▶ **Activities**:
(1) In the comments on adult sibling rivalry, which child is CarolineVABC in the family of ten?
(2) Pick up the comments on adult sibling rivalry after the last sentence shown, and keep writing in the same voice.

▶ **Source extract**:
<<<<

Jessie on June 17, 2014:
This whole page described every reason why I have a certain amount of animosity toward my sister. She's the youngest. She does no wrong in my parents' eyes. They think she's perfect. And she's so successful whereas I'm having my hours cut at work, so I'm barely making enough to put gas in the car. I don't want to say I hate her, but sometimes I really dislike her!
Grace Marguerite Williams (author) from the Greatest City In The World-New York City, New York on September 24, 2013:
Again, THANK YOU for stopping by and for you again eloquent response.
FlourishAnyway from USA on September 24, 2013:
The photos alone are priceless. Great selection there. If my sister were talking to me right now, I'd send this hub to her, hahaha. But she's not. My brother is though. I liked your observations. I'm the oldest, by the way.
Grace Marguerite Williams (author) from the Greatest City In The World-New York City, New York on July 04, 2013:
Thank you for your response and encouragement!
CarolineVABC from Castaic on July 04, 2013:
What an excellent hub regarding adult sibling rivalry! I belong to a family of ten, which I am the eighth child. I was sickly growing up and got lots of attention that way. As I got older, I started to outgrow my illness and so I was expected to deal with more responsibilities. It was a bit overwhelming at first since I was very sheltered and everyone tried to be overprotective of me, sometimes even my two younger siblings, especially the ninth child, were more self-assured and treated me like a 'fragile' sibling.

>>>>

Document structure recognition items:
<<<<

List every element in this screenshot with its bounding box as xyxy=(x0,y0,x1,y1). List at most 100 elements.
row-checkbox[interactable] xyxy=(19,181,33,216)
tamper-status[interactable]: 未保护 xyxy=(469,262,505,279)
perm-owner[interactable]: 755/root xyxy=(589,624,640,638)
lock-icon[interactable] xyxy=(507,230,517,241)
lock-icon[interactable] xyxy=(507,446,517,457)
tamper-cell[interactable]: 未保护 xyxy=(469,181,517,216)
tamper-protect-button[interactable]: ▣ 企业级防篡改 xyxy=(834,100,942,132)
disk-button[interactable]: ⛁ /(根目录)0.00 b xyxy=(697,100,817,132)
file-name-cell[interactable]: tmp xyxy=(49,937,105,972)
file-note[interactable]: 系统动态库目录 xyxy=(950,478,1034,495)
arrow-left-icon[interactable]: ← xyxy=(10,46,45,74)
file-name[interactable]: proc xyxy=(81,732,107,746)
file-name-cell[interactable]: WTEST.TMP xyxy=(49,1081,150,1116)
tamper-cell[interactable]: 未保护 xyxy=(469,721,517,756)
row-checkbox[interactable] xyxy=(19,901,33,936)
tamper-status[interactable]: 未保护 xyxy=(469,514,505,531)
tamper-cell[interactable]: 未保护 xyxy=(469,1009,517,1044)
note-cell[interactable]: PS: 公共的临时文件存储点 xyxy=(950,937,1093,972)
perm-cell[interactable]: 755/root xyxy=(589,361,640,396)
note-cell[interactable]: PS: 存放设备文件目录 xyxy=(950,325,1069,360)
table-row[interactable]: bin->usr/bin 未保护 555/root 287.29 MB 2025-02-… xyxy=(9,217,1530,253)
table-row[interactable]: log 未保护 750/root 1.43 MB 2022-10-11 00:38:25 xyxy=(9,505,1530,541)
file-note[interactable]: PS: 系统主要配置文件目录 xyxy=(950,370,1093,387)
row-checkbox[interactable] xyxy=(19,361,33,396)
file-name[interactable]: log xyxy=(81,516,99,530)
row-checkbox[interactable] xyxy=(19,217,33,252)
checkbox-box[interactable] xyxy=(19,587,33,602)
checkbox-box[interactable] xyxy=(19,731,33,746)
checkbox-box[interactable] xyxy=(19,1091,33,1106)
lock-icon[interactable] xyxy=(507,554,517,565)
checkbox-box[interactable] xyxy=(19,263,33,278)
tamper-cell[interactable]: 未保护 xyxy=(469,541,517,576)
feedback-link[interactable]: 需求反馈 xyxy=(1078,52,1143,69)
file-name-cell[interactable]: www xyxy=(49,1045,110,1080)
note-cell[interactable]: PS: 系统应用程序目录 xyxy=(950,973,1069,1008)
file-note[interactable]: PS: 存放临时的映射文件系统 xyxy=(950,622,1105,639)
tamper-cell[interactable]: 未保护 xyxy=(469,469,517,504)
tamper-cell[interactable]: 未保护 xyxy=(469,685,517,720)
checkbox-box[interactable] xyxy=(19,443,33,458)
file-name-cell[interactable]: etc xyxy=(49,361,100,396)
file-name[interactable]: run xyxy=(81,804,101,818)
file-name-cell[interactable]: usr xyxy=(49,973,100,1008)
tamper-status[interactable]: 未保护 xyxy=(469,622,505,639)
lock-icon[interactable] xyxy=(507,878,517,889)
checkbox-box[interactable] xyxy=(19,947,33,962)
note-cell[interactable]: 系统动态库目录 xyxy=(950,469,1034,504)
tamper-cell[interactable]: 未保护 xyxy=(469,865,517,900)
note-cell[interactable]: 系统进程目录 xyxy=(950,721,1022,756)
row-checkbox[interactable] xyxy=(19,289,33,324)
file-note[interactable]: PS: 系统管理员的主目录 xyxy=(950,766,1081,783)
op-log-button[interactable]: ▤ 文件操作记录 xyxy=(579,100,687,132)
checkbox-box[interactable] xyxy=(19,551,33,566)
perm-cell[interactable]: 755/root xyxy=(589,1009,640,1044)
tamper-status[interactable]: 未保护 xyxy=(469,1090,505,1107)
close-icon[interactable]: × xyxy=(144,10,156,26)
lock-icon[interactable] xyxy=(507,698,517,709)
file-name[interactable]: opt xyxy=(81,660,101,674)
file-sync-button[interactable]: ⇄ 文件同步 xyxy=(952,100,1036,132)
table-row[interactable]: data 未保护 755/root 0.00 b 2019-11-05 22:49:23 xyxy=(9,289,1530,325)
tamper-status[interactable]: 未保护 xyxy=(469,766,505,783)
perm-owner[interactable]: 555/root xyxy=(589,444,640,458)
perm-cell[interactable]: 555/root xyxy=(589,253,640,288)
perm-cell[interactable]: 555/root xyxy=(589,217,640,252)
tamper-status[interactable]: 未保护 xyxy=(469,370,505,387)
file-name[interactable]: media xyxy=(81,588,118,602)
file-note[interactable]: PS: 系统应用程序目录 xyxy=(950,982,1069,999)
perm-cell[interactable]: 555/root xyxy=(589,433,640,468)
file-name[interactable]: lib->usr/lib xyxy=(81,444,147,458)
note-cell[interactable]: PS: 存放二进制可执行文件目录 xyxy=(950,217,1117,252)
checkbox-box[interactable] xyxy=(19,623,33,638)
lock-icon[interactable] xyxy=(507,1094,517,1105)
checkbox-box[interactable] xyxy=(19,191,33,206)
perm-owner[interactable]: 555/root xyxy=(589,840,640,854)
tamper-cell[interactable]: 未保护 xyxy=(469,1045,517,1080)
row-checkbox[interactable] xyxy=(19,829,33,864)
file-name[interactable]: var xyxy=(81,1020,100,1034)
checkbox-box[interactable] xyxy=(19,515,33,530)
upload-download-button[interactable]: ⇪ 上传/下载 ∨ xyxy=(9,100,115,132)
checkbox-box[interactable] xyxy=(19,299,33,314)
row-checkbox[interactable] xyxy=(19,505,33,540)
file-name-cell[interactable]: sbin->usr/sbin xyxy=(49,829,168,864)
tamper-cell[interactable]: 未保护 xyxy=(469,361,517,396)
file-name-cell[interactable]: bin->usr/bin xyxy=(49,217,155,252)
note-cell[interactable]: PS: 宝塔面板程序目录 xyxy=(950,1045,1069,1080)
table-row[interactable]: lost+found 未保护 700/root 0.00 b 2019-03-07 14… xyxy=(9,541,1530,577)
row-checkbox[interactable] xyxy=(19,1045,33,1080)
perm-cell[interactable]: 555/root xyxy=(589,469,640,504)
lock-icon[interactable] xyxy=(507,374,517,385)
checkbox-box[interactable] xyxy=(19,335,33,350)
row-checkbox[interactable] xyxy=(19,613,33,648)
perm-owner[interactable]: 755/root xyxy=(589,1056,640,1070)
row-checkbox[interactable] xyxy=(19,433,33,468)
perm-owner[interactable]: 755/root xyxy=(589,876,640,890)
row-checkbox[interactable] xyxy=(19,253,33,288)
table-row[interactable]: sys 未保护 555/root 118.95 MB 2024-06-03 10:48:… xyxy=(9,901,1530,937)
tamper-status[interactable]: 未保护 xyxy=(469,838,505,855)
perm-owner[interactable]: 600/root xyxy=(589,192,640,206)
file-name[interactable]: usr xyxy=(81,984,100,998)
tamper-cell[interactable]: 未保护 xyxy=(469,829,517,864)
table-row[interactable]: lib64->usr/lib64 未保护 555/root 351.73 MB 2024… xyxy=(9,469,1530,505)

>>>>

▶ **Replies**:
(1) The eighth child.

(2)
The reasons that you've enumerated here were outstanding: birth order, parental favoritism issues, and varying achievement/attainment levels. In my family, there are other issues: who has the greatest talent (especially singing), the most successful spouse and/or kids (best grades), the most good-looking kids or the adult siblings themselves, and of course the ones that you've mentioned here also play a part. I believe the parental favoritism (while our parents were still living-especially with our dearest mother), and the varying attainment/achievement levels.
I agree with you that sibling rivalry, for the most part, continue on in adulthood, and could get worse not better; however, sibling rivalry is a part of growing up and is natural especially in larger families. Albeit, an excessive amount of it can be unhealthy and damaging to familial relationships. Thank you very much for sharing your wisdom, gmwilliams! It was great to see all of the arguments and how each adult sibling see each other and feel towards one another. This is very enlightening and such a thought provoking hub! Keep at it and may God bless your writing journey even more!